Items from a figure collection
┌──

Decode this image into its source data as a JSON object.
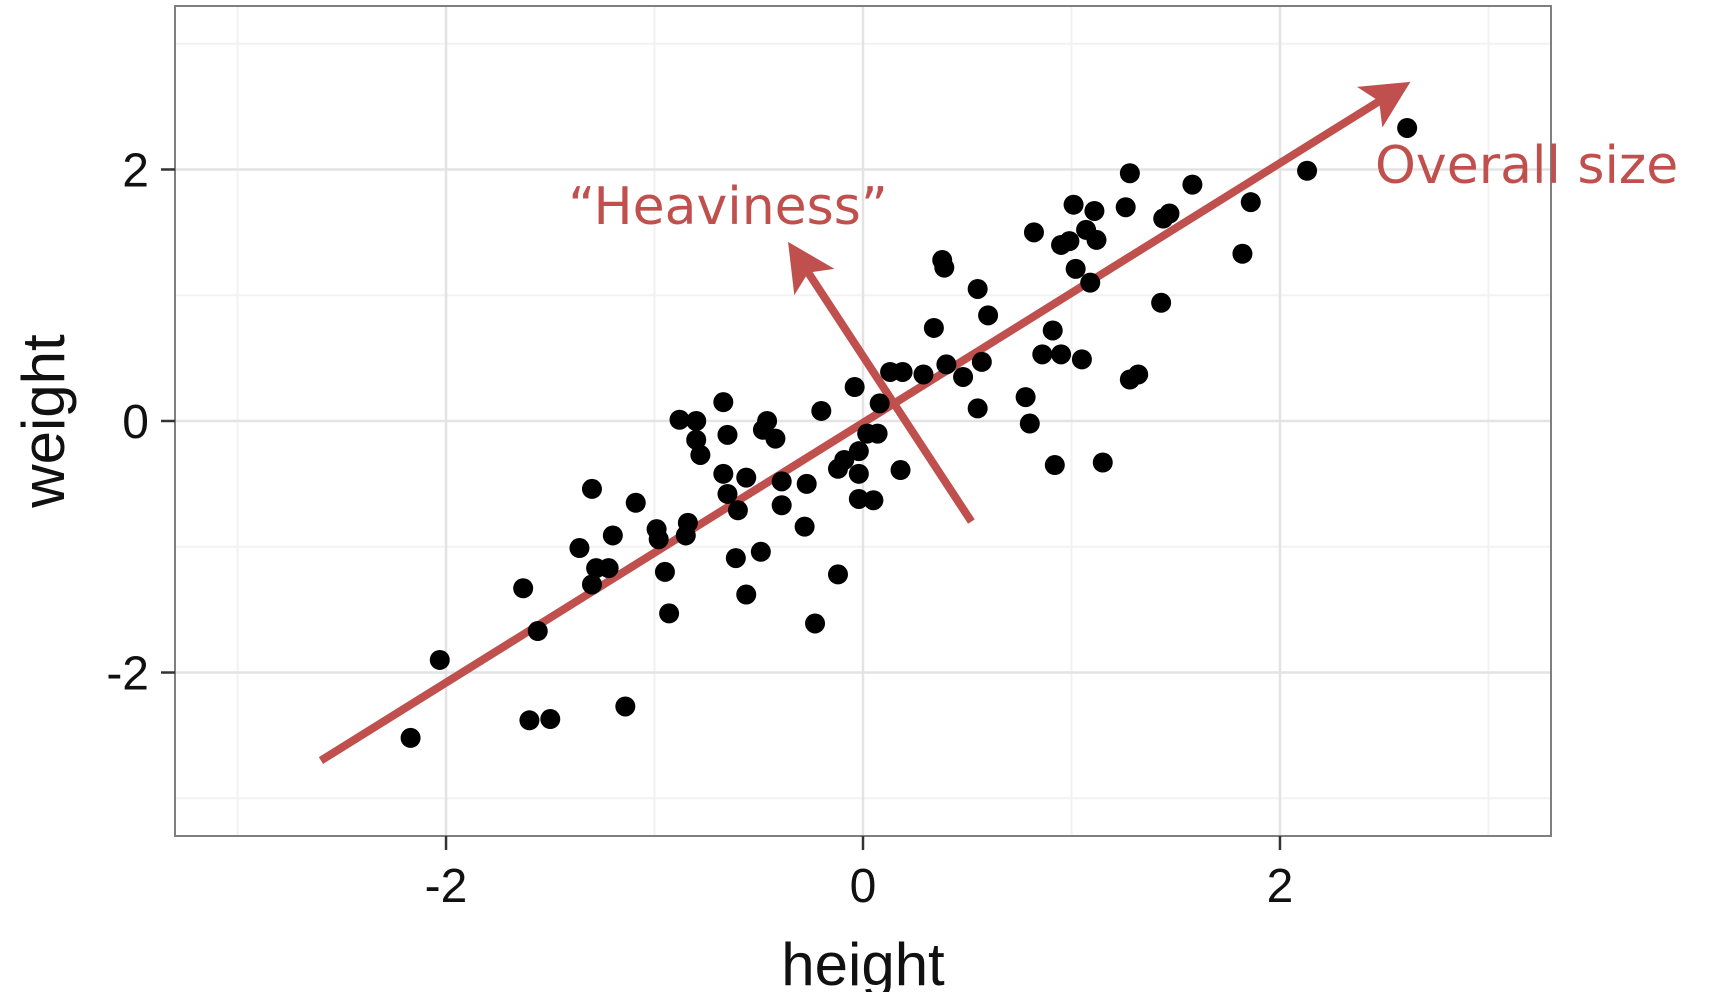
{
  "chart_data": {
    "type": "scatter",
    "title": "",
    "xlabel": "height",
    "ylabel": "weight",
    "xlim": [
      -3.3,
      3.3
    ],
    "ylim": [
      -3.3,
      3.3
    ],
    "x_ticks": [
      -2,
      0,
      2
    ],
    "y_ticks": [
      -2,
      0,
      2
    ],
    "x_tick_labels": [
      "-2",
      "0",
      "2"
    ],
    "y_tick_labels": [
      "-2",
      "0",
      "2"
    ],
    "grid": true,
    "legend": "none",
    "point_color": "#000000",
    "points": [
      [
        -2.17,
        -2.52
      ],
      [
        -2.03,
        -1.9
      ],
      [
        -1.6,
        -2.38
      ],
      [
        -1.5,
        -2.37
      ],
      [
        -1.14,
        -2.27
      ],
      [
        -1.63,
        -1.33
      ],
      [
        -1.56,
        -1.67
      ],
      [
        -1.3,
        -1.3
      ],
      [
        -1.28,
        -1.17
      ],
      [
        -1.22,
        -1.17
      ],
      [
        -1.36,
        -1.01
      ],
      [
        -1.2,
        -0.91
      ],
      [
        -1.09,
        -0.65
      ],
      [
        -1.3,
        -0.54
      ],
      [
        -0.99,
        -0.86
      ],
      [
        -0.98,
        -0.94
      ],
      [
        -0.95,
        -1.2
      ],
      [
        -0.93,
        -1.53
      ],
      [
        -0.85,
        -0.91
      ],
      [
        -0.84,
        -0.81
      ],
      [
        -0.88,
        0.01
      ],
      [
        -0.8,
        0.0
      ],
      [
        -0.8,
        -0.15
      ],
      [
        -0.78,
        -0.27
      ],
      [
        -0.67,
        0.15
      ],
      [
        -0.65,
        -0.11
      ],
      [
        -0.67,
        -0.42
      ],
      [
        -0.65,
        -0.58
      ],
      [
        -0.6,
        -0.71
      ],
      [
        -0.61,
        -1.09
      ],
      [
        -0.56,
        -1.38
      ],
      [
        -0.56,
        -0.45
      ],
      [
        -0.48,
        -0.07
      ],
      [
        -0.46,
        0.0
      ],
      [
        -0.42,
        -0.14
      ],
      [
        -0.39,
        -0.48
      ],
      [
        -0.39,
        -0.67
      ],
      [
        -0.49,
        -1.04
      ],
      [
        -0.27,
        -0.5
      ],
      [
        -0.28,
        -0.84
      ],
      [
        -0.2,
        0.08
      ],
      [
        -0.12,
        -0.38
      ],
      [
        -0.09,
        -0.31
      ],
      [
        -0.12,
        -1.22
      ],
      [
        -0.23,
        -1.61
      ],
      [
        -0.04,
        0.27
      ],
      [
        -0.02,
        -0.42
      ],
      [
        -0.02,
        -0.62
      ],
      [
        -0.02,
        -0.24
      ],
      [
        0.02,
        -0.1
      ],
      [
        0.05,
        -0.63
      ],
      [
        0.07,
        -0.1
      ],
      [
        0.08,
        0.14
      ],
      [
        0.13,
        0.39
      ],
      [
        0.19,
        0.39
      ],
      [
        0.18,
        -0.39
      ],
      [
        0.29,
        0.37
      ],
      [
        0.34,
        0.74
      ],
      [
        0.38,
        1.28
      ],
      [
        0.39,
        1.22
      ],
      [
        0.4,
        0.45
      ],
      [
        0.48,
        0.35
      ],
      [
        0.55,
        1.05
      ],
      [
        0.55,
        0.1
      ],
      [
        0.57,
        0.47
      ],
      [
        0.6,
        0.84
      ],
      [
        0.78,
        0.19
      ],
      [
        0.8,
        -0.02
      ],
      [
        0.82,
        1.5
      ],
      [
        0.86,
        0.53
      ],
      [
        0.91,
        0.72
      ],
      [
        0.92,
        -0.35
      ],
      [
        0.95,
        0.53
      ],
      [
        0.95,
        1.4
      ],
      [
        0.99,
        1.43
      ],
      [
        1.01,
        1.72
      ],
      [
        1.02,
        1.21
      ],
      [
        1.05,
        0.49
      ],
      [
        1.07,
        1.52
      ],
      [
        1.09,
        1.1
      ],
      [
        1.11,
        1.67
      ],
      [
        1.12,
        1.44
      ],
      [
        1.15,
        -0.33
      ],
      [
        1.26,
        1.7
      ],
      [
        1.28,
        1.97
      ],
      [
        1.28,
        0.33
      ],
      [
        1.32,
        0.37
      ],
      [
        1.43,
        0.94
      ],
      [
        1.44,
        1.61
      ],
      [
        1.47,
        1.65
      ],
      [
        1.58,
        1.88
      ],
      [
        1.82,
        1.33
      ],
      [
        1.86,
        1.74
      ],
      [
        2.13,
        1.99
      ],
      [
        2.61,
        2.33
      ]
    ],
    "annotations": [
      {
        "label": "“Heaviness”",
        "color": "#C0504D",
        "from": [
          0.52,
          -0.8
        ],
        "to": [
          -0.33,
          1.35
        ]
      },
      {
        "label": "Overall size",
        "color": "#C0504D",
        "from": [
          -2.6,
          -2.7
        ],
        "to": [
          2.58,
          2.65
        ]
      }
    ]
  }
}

└──

* YOUR OBJECTIVE: Give back the entries verbatim. Do not include any picture.

* SOLUTION:
Decode this image into its source data as a JSON object.
{
  "chart_data": {
    "type": "scatter",
    "title": "",
    "xlabel": "height",
    "ylabel": "weight",
    "xlim": [
      -3.3,
      3.3
    ],
    "ylim": [
      -3.3,
      3.3
    ],
    "x_ticks": [
      -2,
      0,
      2
    ],
    "y_ticks": [
      -2,
      0,
      2
    ],
    "x_tick_labels": [
      "-2",
      "0",
      "2"
    ],
    "y_tick_labels": [
      "-2",
      "0",
      "2"
    ],
    "grid": true,
    "legend": "none",
    "point_color": "#000000",
    "points": [
      [
        -2.17,
        -2.52
      ],
      [
        -2.03,
        -1.9
      ],
      [
        -1.6,
        -2.38
      ],
      [
        -1.5,
        -2.37
      ],
      [
        -1.14,
        -2.27
      ],
      [
        -1.63,
        -1.33
      ],
      [
        -1.56,
        -1.67
      ],
      [
        -1.3,
        -1.3
      ],
      [
        -1.28,
        -1.17
      ],
      [
        -1.22,
        -1.17
      ],
      [
        -1.36,
        -1.01
      ],
      [
        -1.2,
        -0.91
      ],
      [
        -1.09,
        -0.65
      ],
      [
        -1.3,
        -0.54
      ],
      [
        -0.99,
        -0.86
      ],
      [
        -0.98,
        -0.94
      ],
      [
        -0.95,
        -1.2
      ],
      [
        -0.93,
        -1.53
      ],
      [
        -0.85,
        -0.91
      ],
      [
        -0.84,
        -0.81
      ],
      [
        -0.88,
        0.01
      ],
      [
        -0.8,
        0.0
      ],
      [
        -0.8,
        -0.15
      ],
      [
        -0.78,
        -0.27
      ],
      [
        -0.67,
        0.15
      ],
      [
        -0.65,
        -0.11
      ],
      [
        -0.67,
        -0.42
      ],
      [
        -0.65,
        -0.58
      ],
      [
        -0.6,
        -0.71
      ],
      [
        -0.61,
        -1.09
      ],
      [
        -0.56,
        -1.38
      ],
      [
        -0.56,
        -0.45
      ],
      [
        -0.48,
        -0.07
      ],
      [
        -0.46,
        0.0
      ],
      [
        -0.42,
        -0.14
      ],
      [
        -0.39,
        -0.48
      ],
      [
        -0.39,
        -0.67
      ],
      [
        -0.49,
        -1.04
      ],
      [
        -0.27,
        -0.5
      ],
      [
        -0.28,
        -0.84
      ],
      [
        -0.2,
        0.08
      ],
      [
        -0.12,
        -0.38
      ],
      [
        -0.09,
        -0.31
      ],
      [
        -0.12,
        -1.22
      ],
      [
        -0.23,
        -1.61
      ],
      [
        -0.04,
        0.27
      ],
      [
        -0.02,
        -0.42
      ],
      [
        -0.02,
        -0.62
      ],
      [
        -0.02,
        -0.24
      ],
      [
        0.02,
        -0.1
      ],
      [
        0.05,
        -0.63
      ],
      [
        0.07,
        -0.1
      ],
      [
        0.08,
        0.14
      ],
      [
        0.13,
        0.39
      ],
      [
        0.19,
        0.39
      ],
      [
        0.18,
        -0.39
      ],
      [
        0.29,
        0.37
      ],
      [
        0.34,
        0.74
      ],
      [
        0.38,
        1.28
      ],
      [
        0.39,
        1.22
      ],
      [
        0.4,
        0.45
      ],
      [
        0.48,
        0.35
      ],
      [
        0.55,
        1.05
      ],
      [
        0.55,
        0.1
      ],
      [
        0.57,
        0.47
      ],
      [
        0.6,
        0.84
      ],
      [
        0.78,
        0.19
      ],
      [
        0.8,
        -0.02
      ],
      [
        0.82,
        1.5
      ],
      [
        0.86,
        0.53
      ],
      [
        0.91,
        0.72
      ],
      [
        0.92,
        -0.35
      ],
      [
        0.95,
        0.53
      ],
      [
        0.95,
        1.4
      ],
      [
        0.99,
        1.43
      ],
      [
        1.01,
        1.72
      ],
      [
        1.02,
        1.21
      ],
      [
        1.05,
        0.49
      ],
      [
        1.07,
        1.52
      ],
      [
        1.09,
        1.1
      ],
      [
        1.11,
        1.67
      ],
      [
        1.12,
        1.44
      ],
      [
        1.15,
        -0.33
      ],
      [
        1.26,
        1.7
      ],
      [
        1.28,
        1.97
      ],
      [
        1.28,
        0.33
      ],
      [
        1.32,
        0.37
      ],
      [
        1.43,
        0.94
      ],
      [
        1.44,
        1.61
      ],
      [
        1.47,
        1.65
      ],
      [
        1.58,
        1.88
      ],
      [
        1.82,
        1.33
      ],
      [
        1.86,
        1.74
      ],
      [
        2.13,
        1.99
      ],
      [
        2.61,
        2.33
      ]
    ],
    "annotations": [
      {
        "label": "“Heaviness”",
        "color": "#C0504D",
        "from": [
          0.52,
          -0.8
        ],
        "to": [
          -0.33,
          1.35
        ]
      },
      {
        "label": "Overall size",
        "color": "#C0504D",
        "from": [
          -2.6,
          -2.7
        ],
        "to": [
          2.58,
          2.65
        ]
      }
    ]
  }
}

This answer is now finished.